### What this task involves
Using the material that follows, identify and copy each line with the string "JSON".

(Dataset items)

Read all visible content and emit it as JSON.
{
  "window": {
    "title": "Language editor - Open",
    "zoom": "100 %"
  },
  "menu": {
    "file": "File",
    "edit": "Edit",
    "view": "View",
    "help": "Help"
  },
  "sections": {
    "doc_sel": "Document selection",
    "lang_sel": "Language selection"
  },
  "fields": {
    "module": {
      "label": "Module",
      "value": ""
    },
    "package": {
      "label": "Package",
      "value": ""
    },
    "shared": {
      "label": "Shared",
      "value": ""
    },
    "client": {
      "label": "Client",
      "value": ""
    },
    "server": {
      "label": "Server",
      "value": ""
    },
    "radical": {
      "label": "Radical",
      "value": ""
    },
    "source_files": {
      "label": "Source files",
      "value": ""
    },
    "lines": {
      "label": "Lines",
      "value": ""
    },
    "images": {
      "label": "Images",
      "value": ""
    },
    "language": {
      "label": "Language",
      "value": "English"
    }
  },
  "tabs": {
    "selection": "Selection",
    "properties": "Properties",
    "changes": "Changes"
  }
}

...

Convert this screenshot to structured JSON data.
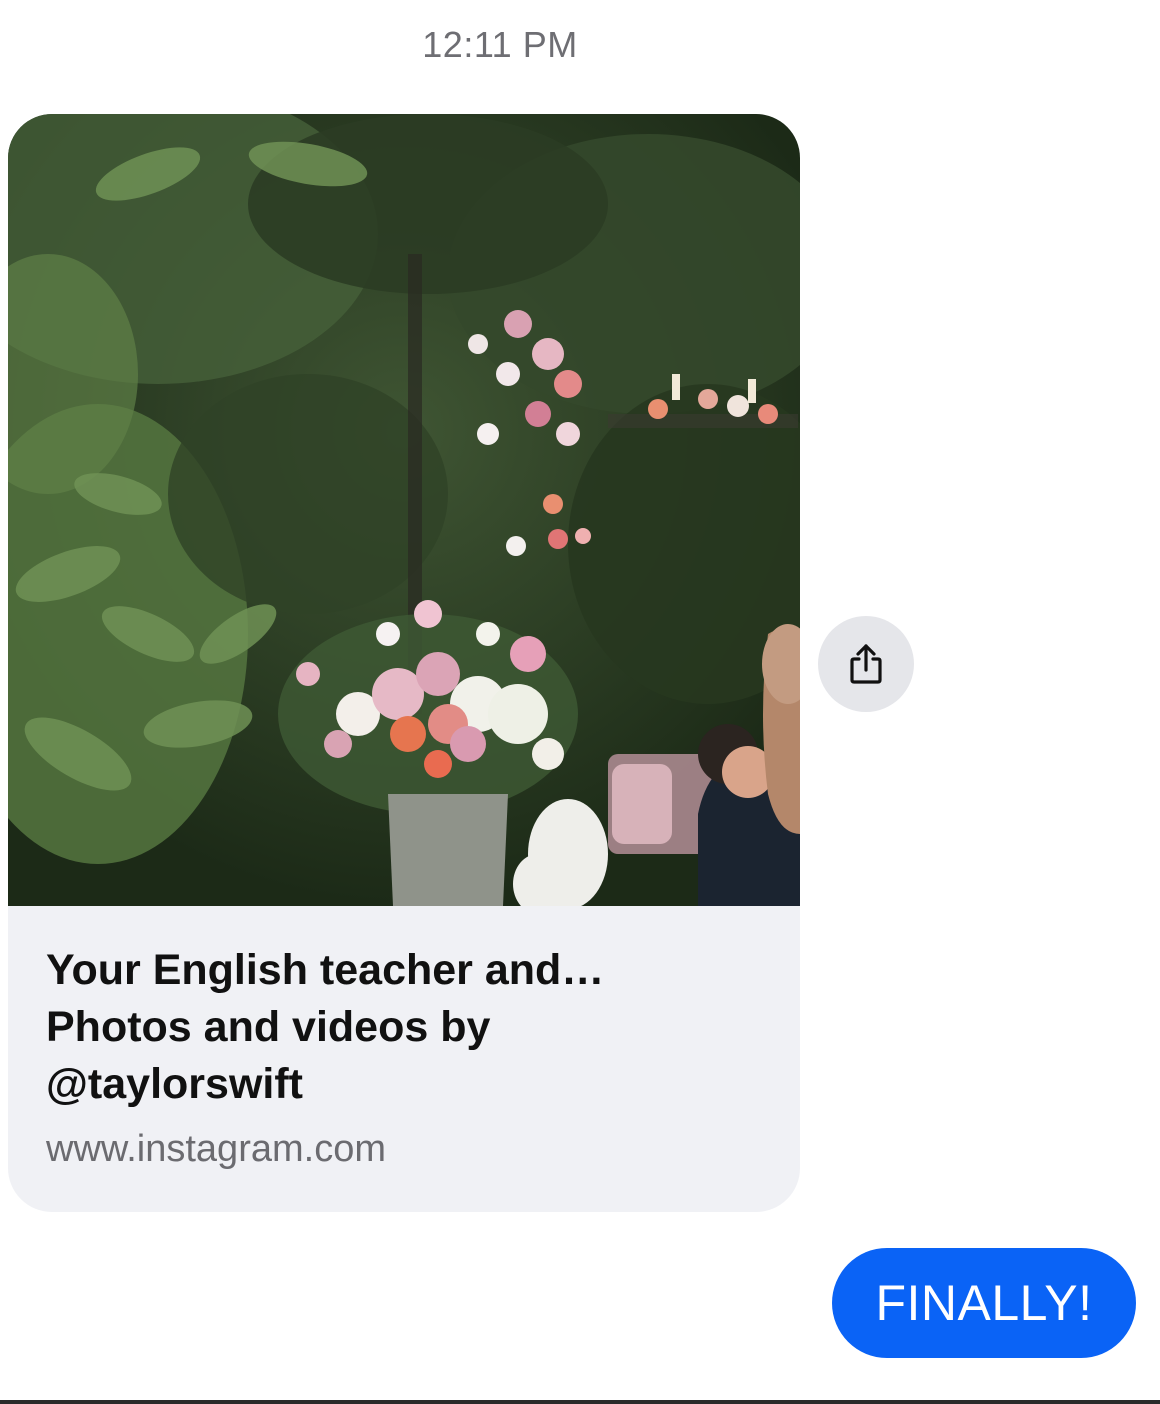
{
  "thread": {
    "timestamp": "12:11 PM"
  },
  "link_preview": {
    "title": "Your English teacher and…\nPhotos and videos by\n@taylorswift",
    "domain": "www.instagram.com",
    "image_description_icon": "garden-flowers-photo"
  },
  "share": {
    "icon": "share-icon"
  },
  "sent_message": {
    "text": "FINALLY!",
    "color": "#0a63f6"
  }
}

* * *

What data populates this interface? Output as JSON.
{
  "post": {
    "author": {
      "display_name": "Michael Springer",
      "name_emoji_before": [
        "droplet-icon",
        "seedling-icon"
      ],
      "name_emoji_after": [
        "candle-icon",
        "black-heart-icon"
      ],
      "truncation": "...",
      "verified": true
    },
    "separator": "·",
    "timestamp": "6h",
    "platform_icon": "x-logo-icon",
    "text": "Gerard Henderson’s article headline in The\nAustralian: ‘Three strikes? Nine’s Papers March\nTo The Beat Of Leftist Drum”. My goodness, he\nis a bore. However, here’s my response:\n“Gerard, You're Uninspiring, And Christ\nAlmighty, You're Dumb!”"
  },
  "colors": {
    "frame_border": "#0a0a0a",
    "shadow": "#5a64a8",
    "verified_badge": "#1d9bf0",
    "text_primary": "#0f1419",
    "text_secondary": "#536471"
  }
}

### Task response
Read all visible content and emit it as JSON.
Convert this screenshot to structured JSON data.
What data populates this interface? Output as JSON.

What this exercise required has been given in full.